* _Problem 1_:
Write out the listing below word for word, starting at the line that contains "brand-logo: GoldSilver — [72, 446, 214, 474]" and continuing through the final line of the listing, both included. Leave the pictures out of your copy.

R v CBR

Case

[2016] QCA 161

17 June 2016


SUPREME COURT OF QUEENSLAND

CITATION:

R v CBR [2016] QCA 161

PARTIES:

R
v
CBR
(appellant)

FILE NO/S:

CA No 249 of 2015
DC No 386 of 2015

DIVISION:

Court of Appeal

PROCEEDING:

Appeal against Conviction

ORIGINATING COURT:

District Court at Townsville – Date of Conviction: 8 October 2015

DELIVERED ON:

17 June 2016

DELIVERED AT:

Brisbane

HEARING DATE:

26 May 2016

JUDGES:

Margaret McMurdo P and Philippides JA and Dalton J
Separate reasons for judgment of each member of the Court, each concurring as to the order made

ORDER:

Appeal dismissed.

* _Record set_:

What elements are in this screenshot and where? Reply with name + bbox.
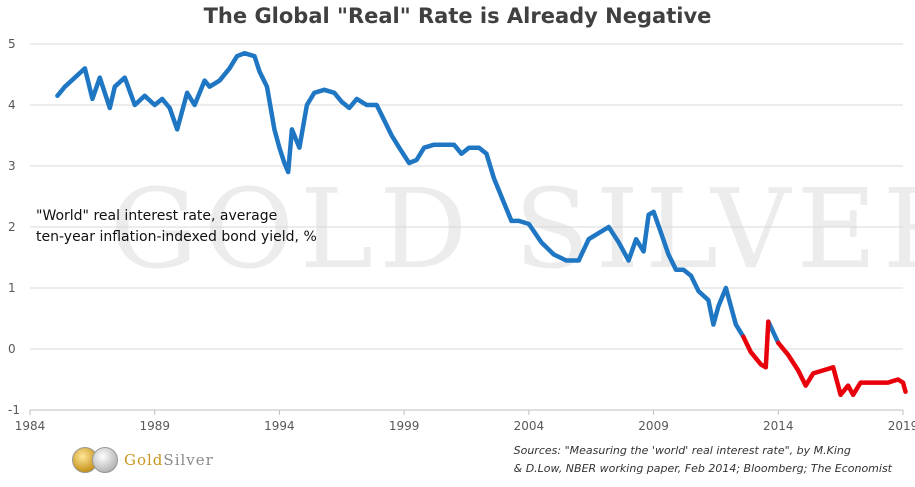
brand-logo: GoldSilver — [72, 446, 214, 474]
annotation-line-2: ten-year inflation-indexed bond yield, % — [36, 229, 317, 245]
chart-annotation: "World" real interest rate, average ten-… — [36, 206, 317, 248]
y-tick-label: 0 — [8, 342, 16, 356]
x-tick-label: 1984 — [15, 419, 46, 433]
series-line-4 — [776, 340, 908, 398]
x-tick-label: 1999 — [389, 419, 420, 433]
sources-line-1: Sources: "Measuring the 'world' real int… — [513, 444, 851, 457]
series-line-3 — [741, 319, 771, 370]
x-tick-label: 2004 — [514, 419, 545, 433]
y-tick-label: -1 — [8, 403, 20, 417]
sources-note: Sources: "Measuring the 'world' real int… — [514, 442, 892, 478]
y-tick-label: 2 — [8, 220, 16, 234]
x-tick-label: 2014 — [763, 419, 794, 433]
y-tick-label: 3 — [8, 159, 16, 173]
x-tick-label: 1994 — [264, 419, 295, 433]
y-tick-label: 5 — [8, 37, 16, 51]
x-tick-label: 2019 — [888, 419, 915, 433]
y-tick-label: 4 — [8, 98, 16, 112]
sources-line-2: & D.Low, NBER working paper, Feb 2014; B… — [513, 462, 892, 475]
chart-title: The Global "Real" Rate is Already Negati… — [203, 4, 712, 28]
annotation-line-1: "World" real interest rate, average — [36, 208, 278, 224]
series-line-1 — [55, 50, 746, 340]
x-tick-label: 1989 — [139, 419, 170, 433]
silver-coin-icon — [92, 447, 118, 473]
x-tick-label: 2009 — [638, 419, 669, 433]
y-tick-label: 1 — [8, 281, 16, 295]
logo-wordmark: GoldSilver — [124, 451, 214, 469]
watermark: GOLD SILVER — [110, 165, 915, 293]
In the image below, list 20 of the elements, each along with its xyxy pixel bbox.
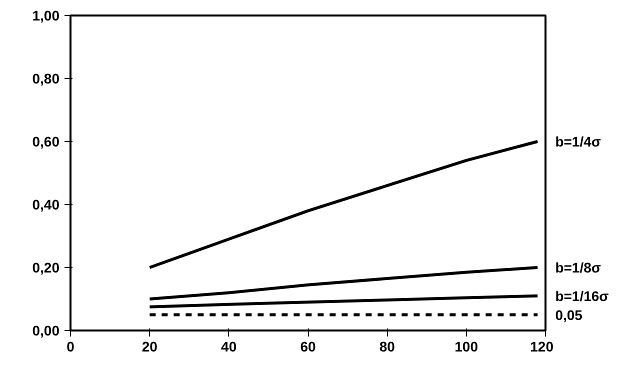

* _Problem 2_:
According to the court judgment above, where was the judgment delivered?

* _Written response 1_:
brand-logo: GoldSilver — [72, 446, 214, 474]
annotation-line-2: ten-year inflation-indexed bond yield, % — [36, 229, 317, 245]
chart-annotation: "World" real interest rate, average ten-… — [36, 206, 317, 248]
y-tick-label: 0 — [8, 342, 16, 356]
x-tick-label: 1984 — [15, 419, 46, 433]
series-line-4 — [776, 340, 908, 398]
x-tick-label: 1999 — [389, 419, 420, 433]
sources-line-1: Sources: "Measuring the 'world' real int… — [513, 444, 851, 457]
series-line-3 — [741, 319, 771, 370]
x-tick-label: 2004 — [514, 419, 545, 433]
y-tick-label: -1 — [8, 403, 20, 417]
sources-note: Sources: "Measuring the 'world' real int… — [514, 442, 892, 478]
y-tick-label: 2 — [8, 220, 16, 234]
x-tick-label: 2014 — [763, 419, 794, 433]
y-tick-label: 3 — [8, 159, 16, 173]
x-tick-label: 1994 — [264, 419, 295, 433]
y-tick-label: 5 — [8, 37, 16, 51]
x-tick-label: 2019 — [888, 419, 915, 433]
y-tick-label: 4 — [8, 98, 16, 112]
sources-line-2: & D.Low, NBER working paper, Feb 2014; B… — [513, 462, 892, 475]
chart-title: The Global "Real" Rate is Already Negati… — [203, 4, 712, 28]
annotation-line-1: "World" real interest rate, average — [36, 208, 278, 224]
series-line-1 — [55, 50, 746, 340]
x-tick-label: 1989 — [139, 419, 170, 433]
silver-coin-icon — [92, 447, 118, 473]
x-tick-label: 2009 — [638, 419, 669, 433]
y-tick-label: 1 — [8, 281, 16, 295]
logo-wordmark: GoldSilver — [124, 451, 214, 469]
watermark: GOLD SILVER — [110, 165, 915, 293]
In the image below, list 20 of the elements, each along with its xyxy pixel bbox.

* _Written response 2_:
Brisbane